## Excerpt from a dataset

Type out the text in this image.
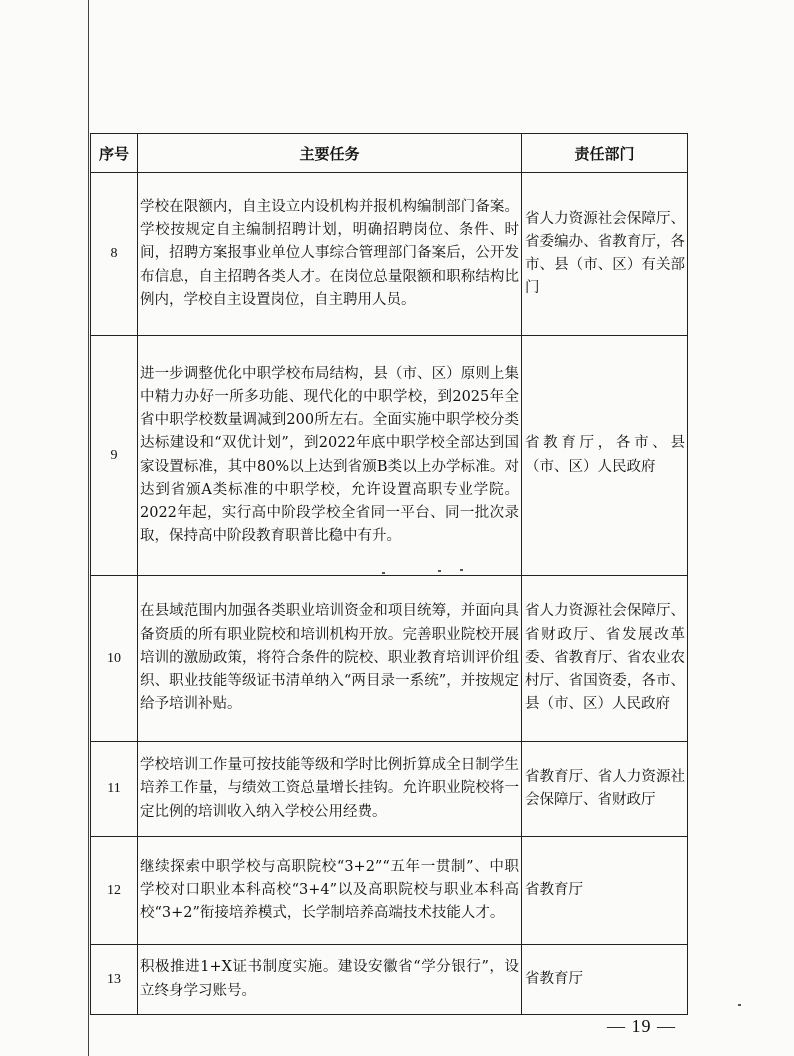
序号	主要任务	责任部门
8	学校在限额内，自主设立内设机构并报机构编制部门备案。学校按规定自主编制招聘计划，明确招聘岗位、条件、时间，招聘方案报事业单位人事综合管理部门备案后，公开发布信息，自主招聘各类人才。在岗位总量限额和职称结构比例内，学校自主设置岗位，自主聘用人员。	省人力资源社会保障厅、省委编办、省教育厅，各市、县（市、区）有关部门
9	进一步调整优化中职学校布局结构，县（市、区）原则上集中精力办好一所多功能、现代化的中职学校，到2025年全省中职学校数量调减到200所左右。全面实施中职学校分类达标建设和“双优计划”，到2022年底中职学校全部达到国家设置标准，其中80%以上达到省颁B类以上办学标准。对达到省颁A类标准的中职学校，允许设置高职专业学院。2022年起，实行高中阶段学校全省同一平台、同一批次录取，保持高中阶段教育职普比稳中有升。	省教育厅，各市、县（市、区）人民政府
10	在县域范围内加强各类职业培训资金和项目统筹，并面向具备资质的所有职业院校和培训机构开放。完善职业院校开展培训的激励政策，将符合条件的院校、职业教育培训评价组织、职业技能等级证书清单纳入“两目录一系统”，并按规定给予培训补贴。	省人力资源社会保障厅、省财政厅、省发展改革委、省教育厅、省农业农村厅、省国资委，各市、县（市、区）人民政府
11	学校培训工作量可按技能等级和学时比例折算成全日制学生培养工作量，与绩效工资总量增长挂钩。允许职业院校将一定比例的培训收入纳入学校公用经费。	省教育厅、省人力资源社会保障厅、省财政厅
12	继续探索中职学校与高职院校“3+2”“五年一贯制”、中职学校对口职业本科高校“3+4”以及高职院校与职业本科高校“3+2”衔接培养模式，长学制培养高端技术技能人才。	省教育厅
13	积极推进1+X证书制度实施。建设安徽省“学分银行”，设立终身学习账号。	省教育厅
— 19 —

## DIRECTION
From the entries above, copy every line that holds the word "省教育厅".

## FINAL RESULT
8	学校在限额内，自主设立内设机构并报机构编制部门备案。学校按规定自主编制招聘计划，明确招聘岗位、条件、时间，招聘方案报事业单位人事综合管理部门备案后，公开发布信息，自主招聘各类人才。在岗位总量限额和职称结构比例内，学校自主设置岗位，自主聘用人员。	省人力资源社会保障厅、省委编办、省教育厅，各市、县（市、区）有关部门
9	进一步调整优化中职学校布局结构，县（市、区）原则上集中精力办好一所多功能、现代化的中职学校，到2025年全省中职学校数量调减到200所左右。全面实施中职学校分类达标建设和“双优计划”，到2022年底中职学校全部达到国家设置标准，其中80%以上达到省颁B类以上办学标准。对达到省颁A类标准的中职学校，允许设置高职专业学院。2022年起，实行高中阶段学校全省同一平台、同一批次录取，保持高中阶段教育职普比稳中有升。	省教育厅，各市、县（市、区）人民政府
10	在县域范围内加强各类职业培训资金和项目统筹，并面向具备资质的所有职业院校和培训机构开放。完善职业院校开展培训的激励政策，将符合条件的院校、职业教育培训评价组织、职业技能等级证书清单纳入“两目录一系统”，并按规定给予培训补贴。	省人力资源社会保障厅、省财政厅、省发展改革委、省教育厅、省农业农村厅、省国资委，各市、县（市、区）人民政府
11	学校培训工作量可按技能等级和学时比例折算成全日制学生培养工作量，与绩效工资总量增长挂钩。允许职业院校将一定比例的培训收入纳入学校公用经费。	省教育厅、省人力资源社会保障厅、省财政厅
12	继续探索中职学校与高职院校“3+2”“五年一贯制”、中职学校对口职业本科高校“3+4”以及高职院校与职业本科高校“3+2”衔接培养模式，长学制培养高端技术技能人才。	省教育厅
13	积极推进1+X证书制度实施。建设安徽省“学分银行”，设立终身学习账号。	省教育厅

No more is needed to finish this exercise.